## PROBLEM TO SOLVE
Write out the listing below again, precisely as it is given.

## A block of data
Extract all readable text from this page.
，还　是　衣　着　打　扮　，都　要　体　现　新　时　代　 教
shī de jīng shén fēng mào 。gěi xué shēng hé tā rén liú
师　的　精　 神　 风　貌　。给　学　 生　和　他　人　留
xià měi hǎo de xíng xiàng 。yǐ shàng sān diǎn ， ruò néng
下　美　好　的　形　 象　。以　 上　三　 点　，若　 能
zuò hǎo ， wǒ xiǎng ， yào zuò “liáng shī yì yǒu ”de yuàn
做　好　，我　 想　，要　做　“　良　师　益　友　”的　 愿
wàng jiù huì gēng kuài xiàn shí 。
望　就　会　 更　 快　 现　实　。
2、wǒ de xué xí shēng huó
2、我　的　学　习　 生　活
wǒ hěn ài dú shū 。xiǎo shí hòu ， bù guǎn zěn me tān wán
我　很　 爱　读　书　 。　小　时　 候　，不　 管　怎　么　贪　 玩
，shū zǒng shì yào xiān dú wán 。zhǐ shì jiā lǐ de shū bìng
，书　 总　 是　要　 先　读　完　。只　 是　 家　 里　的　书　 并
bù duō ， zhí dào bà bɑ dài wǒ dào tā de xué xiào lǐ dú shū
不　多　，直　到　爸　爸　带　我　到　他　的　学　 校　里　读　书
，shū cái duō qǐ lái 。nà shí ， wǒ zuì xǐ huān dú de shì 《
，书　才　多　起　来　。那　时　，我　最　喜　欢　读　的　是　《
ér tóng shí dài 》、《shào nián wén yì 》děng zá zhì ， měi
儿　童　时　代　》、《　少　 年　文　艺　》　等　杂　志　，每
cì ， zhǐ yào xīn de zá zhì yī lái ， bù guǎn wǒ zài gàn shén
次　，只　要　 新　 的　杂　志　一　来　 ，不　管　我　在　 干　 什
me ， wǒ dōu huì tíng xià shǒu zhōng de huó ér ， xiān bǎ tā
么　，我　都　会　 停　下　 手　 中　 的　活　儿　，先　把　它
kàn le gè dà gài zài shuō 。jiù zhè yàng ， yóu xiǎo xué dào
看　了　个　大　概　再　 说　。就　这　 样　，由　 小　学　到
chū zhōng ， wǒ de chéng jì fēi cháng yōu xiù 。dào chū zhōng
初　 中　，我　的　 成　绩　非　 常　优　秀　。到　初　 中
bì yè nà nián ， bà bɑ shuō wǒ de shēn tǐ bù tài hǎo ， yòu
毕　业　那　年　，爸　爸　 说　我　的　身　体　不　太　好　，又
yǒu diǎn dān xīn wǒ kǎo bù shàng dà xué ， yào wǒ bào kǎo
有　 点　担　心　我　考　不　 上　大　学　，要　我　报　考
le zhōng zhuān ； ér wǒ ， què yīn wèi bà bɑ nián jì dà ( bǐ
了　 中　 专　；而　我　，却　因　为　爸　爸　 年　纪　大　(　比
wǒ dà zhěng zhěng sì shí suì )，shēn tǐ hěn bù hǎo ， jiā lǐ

## SOLUTION TO THIS PROBLEM
Extract all readable text from this page.
，还　是　衣　着　打　扮　，都　要　体　现　新　时　代　 教
shī de jīng shén fēng mào 。gěi xué shēng hé tā rén liú
师　的　精　 神　 风　貌　。给　学　 生　和　他　人　留
xià měi hǎo de xíng xiàng 。yǐ shàng sān diǎn ， ruò néng
下　美　好　的　形　 象　。以　 上　三　 点　，若　 能
zuò hǎo ， wǒ xiǎng ， yào zuò “liáng shī yì yǒu ”de yuàn
做　好　，我　 想　，要　做　“　良　师　益　友　”的　 愿
wàng jiù huì gēng kuài xiàn shí 。
望　就　会　 更　 快　 现　实　。
2、wǒ de xué xí shēng huó
2、我　的　学　习　 生　活
wǒ hěn ài dú shū 。xiǎo shí hòu ， bù guǎn zěn me tān wán
我　很　 爱　读　书　 。　小　时　 候　，不　 管　怎　么　贪　 玩
，shū zǒng shì yào xiān dú wán 。zhǐ shì jiā lǐ de shū bìng
，书　 总　 是　要　 先　读　完　。只　 是　 家　 里　的　书　 并
bù duō ， zhí dào bà bɑ dài wǒ dào tā de xué xiào lǐ dú shū
不　多　，直　到　爸　爸　带　我　到　他　的　学　 校　里　读　书
，shū cái duō qǐ lái 。nà shí ， wǒ zuì xǐ huān dú de shì 《
，书　才　多　起　来　。那　时　，我　最　喜　欢　读　的　是　《
ér tóng shí dài 》、《shào nián wén yì 》děng zá zhì ， měi
儿　童　时　代　》、《　少　 年　文　艺　》　等　杂　志　，每
cì ， zhǐ yào xīn de zá zhì yī lái ， bù guǎn wǒ zài gàn shén
次　，只　要　 新　 的　杂　志　一　来　 ，不　管　我　在　 干　 什
me ， wǒ dōu huì tíng xià shǒu zhōng de huó ér ， xiān bǎ tā
么　，我　都　会　 停　下　 手　 中　 的　活　儿　，先　把　它
kàn le gè dà gài zài shuō 。jiù zhè yàng ， yóu xiǎo xué dào
看　了　个　大　概　再　 说　。就　这　 样　，由　 小　学　到
chū zhōng ， wǒ de chéng jì fēi cháng yōu xiù 。dào chū zhōng
初　 中　，我　的　 成　绩　非　 常　优　秀　。到　初　 中
bì yè nà nián ， bà bɑ shuō wǒ de shēn tǐ bù tài hǎo ， yòu
毕　业　那　年　，爸　爸　 说　我　的　身　体　不　太　好　，又
yǒu diǎn dān xīn wǒ kǎo bù shàng dà xué ， yào wǒ bào kǎo
有　 点　担　心　我　考　不　 上　大　学　，要　我　报　考
le zhōng zhuān ； ér wǒ ， què yīn wèi bà bɑ nián jì dà ( bǐ
了　 中　 专　；而　我　，却　因　为　爸　爸　 年　纪　大　(　比
wǒ dà zhěng zhěng sì shí suì )，shēn tǐ hěn bù hǎo ， jiā lǐ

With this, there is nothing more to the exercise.